• [Task requirements]
Write the data out again exactly, with no pictures.

• [Given records]
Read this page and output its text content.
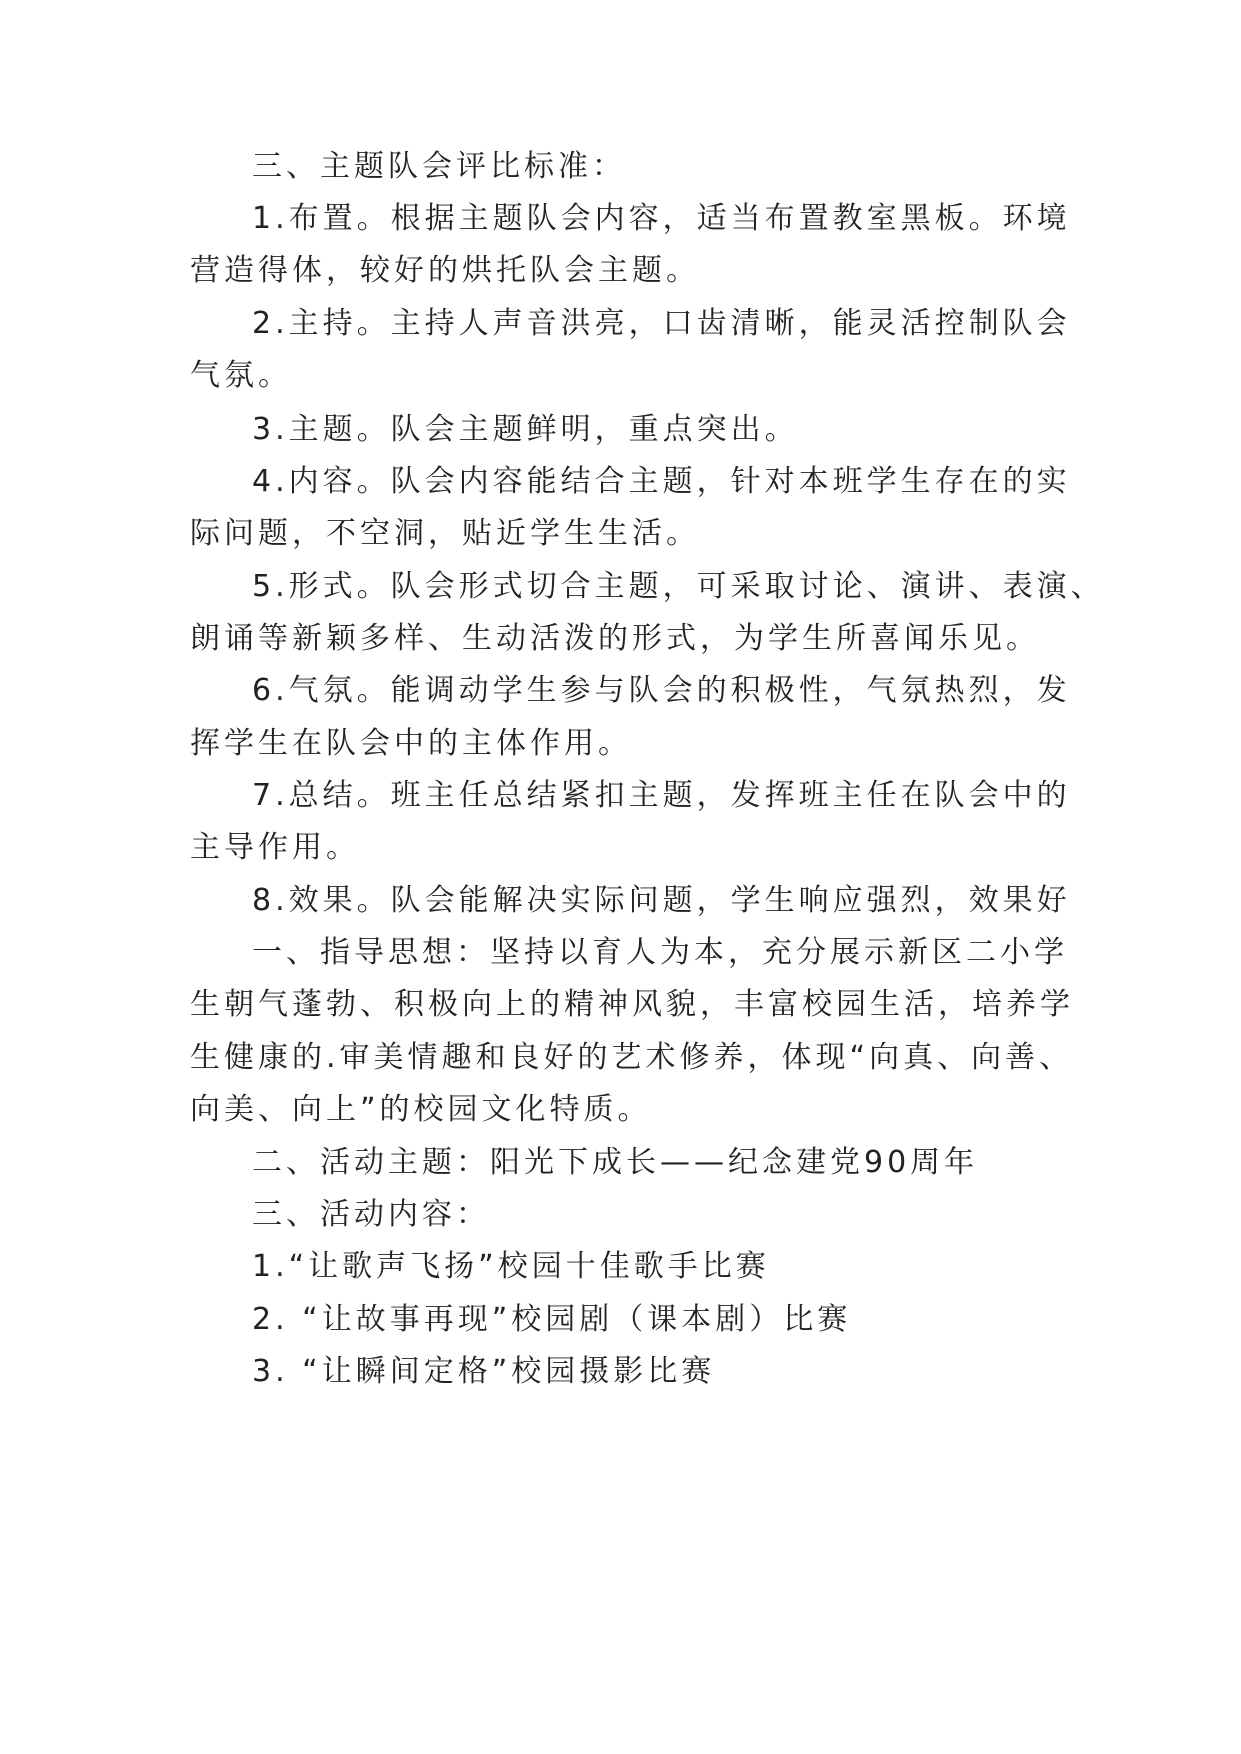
三、主题队会评比标准：
1.布置。根据主题队会内容，适当布置教室黑板。环境
营造得体，较好的烘托队会主题。
2.主持。主持人声音洪亮，口齿清晰，能灵活控制队会
气氛。
3.主题。队会主题鲜明，重点突出。
4.内容。队会内容能结合主题，针对本班学生存在的实
际问题，不空洞，贴近学生生活。
5.形式。队会形式切合主题，可采取讨论、演讲、表演、
朗诵等新颖多样、生动活泼的形式，为学生所喜闻乐见。
6.气氛。能调动学生参与队会的积极性，气氛热烈，发
挥学生在队会中的主体作用。
7.总结。班主任总结紧扣主题，发挥班主任在队会中的
主导作用。
8.效果。队会能解决实际问题，学生响应强烈，效果好
一、指导思想：坚持以育人为本，充分展示新区二小学
生朝气蓬勃、积极向上的精神风貌，丰富校园生活，培养学
生健康的.审美情趣和良好的艺术修养，体现“向真、向善、
向美、向上”的校园文化特质。
二、活动主题：阳光下成长——纪念建党90周年
三、活动内容：
1.“让歌声飞扬”校园十佳歌手比赛
2. “让故事再现”校园剧（课本剧）比赛
3. “让瞬间定格”校园摄影比赛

• [Solution]
Read this page and output its text content.
三、主题队会评比标准：
1.布置。根据主题队会内容，适当布置教室黑板。环境
营造得体，较好的烘托队会主题。
2.主持。主持人声音洪亮，口齿清晰，能灵活控制队会
气氛。
3.主题。队会主题鲜明，重点突出。
4.内容。队会内容能结合主题，针对本班学生存在的实
际问题，不空洞，贴近学生生活。
5.形式。队会形式切合主题，可采取讨论、演讲、表演、
朗诵等新颖多样、生动活泼的形式，为学生所喜闻乐见。
6.气氛。能调动学生参与队会的积极性，气氛热烈，发
挥学生在队会中的主体作用。
7.总结。班主任总结紧扣主题，发挥班主任在队会中的
主导作用。
8.效果。队会能解决实际问题，学生响应强烈，效果好
一、指导思想：坚持以育人为本，充分展示新区二小学
生朝气蓬勃、积极向上的精神风貌，丰富校园生活，培养学
生健康的.审美情趣和良好的艺术修养，体现“向真、向善、
向美、向上”的校园文化特质。
二、活动主题：阳光下成长——纪念建党90周年
三、活动内容：
1.“让歌声飞扬”校园十佳歌手比赛
2. “让故事再现”校园剧（课本剧）比赛
3. “让瞬间定格”校园摄影比赛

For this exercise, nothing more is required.